◆ **Problem to work on**: Where does the string "Huperzine" appear in the records? Copy every line that contains it.

**********

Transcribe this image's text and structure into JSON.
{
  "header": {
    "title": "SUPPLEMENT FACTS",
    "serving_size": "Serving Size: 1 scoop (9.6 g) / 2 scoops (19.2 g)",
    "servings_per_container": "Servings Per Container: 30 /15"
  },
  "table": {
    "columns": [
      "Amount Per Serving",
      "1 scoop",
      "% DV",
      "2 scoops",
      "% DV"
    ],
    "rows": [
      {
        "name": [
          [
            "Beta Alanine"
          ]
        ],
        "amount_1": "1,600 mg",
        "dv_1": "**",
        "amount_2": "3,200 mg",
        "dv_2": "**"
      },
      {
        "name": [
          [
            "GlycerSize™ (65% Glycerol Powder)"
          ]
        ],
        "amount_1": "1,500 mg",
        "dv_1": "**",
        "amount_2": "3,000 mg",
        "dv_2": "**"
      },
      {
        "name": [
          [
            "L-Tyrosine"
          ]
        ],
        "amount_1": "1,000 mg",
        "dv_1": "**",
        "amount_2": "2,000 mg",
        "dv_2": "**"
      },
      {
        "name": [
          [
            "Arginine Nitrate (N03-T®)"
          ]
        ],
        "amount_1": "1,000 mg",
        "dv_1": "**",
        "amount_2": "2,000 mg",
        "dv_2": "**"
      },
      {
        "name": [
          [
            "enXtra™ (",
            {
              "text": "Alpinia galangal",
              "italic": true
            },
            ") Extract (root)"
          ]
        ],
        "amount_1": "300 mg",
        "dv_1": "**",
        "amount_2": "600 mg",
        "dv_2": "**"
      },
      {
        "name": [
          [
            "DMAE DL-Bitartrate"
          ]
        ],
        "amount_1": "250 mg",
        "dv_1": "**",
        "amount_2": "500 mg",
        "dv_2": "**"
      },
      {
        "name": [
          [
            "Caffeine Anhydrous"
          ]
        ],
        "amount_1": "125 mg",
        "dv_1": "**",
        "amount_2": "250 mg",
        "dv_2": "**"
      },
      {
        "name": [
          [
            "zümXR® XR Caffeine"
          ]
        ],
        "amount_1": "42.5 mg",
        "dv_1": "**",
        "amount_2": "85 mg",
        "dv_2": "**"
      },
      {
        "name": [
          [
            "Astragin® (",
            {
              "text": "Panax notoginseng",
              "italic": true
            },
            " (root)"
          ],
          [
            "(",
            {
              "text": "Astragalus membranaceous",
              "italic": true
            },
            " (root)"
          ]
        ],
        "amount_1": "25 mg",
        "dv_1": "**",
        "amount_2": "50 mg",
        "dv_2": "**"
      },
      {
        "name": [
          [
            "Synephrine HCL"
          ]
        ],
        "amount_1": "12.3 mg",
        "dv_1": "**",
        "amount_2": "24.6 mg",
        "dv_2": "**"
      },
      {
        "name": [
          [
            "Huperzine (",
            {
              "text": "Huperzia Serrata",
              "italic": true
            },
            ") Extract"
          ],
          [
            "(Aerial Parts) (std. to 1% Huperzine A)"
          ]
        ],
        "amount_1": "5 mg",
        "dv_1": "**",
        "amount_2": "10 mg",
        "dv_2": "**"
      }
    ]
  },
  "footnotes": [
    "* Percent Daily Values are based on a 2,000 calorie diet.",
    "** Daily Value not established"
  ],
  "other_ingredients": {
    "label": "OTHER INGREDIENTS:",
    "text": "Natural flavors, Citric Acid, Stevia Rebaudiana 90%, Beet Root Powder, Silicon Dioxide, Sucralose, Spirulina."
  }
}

**********

◆ **Solution for this problem**:
            "Huperzine (",
            "(Aerial Parts) (std. to 1% Huperzine A)"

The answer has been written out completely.